- THE PROBLEM -
Select all lines with the string "campaign" in them, and copy those lines.

— begin GIVEN ENTRIES —

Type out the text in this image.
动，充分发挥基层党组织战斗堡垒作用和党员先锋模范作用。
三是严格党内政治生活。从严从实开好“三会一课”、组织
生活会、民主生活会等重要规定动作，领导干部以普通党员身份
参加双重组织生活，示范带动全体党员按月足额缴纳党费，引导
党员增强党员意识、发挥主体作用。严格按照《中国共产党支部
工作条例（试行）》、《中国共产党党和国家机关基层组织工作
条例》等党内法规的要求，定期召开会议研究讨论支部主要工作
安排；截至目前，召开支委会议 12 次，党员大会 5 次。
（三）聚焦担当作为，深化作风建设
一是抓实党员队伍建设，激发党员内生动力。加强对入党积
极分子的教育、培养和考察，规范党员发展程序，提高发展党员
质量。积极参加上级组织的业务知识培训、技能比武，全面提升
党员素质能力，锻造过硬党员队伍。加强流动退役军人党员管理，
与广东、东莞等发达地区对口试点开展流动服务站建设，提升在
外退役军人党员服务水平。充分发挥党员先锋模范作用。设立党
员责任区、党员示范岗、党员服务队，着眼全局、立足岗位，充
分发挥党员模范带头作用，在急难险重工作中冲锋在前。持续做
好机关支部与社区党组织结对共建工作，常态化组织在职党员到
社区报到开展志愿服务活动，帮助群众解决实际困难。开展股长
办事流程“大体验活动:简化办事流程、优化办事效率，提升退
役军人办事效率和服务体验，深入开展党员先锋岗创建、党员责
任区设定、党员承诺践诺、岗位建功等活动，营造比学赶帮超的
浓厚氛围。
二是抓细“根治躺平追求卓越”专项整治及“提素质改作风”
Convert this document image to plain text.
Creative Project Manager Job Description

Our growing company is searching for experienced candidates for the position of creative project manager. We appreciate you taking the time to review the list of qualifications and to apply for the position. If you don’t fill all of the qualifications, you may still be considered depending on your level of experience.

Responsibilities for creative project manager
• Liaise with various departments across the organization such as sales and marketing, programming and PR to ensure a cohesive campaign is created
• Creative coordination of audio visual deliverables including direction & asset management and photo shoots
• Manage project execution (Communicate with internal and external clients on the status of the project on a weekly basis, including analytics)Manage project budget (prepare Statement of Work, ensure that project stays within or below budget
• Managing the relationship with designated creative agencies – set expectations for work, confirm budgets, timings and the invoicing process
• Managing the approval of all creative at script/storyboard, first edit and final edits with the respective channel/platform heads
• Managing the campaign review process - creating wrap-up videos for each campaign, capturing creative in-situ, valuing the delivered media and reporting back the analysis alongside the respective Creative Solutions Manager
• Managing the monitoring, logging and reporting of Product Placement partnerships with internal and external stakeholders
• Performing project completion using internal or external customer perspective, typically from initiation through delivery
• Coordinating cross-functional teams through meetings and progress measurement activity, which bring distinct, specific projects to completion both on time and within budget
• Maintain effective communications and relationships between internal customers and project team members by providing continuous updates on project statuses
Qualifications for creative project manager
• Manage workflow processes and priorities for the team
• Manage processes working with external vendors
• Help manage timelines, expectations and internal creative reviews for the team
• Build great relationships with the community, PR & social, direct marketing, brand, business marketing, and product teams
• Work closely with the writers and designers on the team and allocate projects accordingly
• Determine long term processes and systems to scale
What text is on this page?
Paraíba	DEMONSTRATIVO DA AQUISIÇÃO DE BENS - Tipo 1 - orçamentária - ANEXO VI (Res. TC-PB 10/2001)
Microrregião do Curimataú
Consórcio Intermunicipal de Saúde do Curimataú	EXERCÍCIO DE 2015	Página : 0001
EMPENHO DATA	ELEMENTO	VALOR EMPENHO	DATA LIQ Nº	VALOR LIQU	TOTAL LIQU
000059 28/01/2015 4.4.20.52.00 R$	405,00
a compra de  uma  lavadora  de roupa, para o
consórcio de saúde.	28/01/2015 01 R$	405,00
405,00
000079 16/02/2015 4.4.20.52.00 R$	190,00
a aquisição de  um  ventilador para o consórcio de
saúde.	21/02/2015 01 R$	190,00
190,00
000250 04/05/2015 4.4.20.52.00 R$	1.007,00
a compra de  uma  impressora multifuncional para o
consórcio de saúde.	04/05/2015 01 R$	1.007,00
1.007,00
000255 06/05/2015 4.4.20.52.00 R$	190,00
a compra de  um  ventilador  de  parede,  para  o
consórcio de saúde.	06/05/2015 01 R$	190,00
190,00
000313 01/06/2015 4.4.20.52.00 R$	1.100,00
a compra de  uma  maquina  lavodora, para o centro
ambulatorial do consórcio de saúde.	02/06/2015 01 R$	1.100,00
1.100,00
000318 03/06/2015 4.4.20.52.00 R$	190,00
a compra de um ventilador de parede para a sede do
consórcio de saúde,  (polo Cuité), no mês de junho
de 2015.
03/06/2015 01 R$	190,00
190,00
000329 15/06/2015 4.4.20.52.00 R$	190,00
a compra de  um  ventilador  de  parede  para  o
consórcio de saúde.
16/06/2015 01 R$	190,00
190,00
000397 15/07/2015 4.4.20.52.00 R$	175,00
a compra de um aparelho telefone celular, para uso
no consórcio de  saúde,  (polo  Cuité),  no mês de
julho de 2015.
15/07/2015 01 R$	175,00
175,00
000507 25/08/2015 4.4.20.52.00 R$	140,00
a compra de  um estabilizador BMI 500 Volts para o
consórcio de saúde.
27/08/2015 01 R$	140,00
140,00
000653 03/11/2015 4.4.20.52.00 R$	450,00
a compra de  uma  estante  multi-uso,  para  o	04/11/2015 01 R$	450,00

— end GIVEN ENTRIES —

- SOLUTION TO THE PROBLEM -
• Liaise with various departments across the organization such as sales and marketing, programming and PR to ensure a cohesive campaign is created
• Managing the campaign review process - creating wrap-up videos for each campaign, capturing creative in-situ, valuing the delivered media and reporting back the analysis alongside the respective Creative Solutions Manager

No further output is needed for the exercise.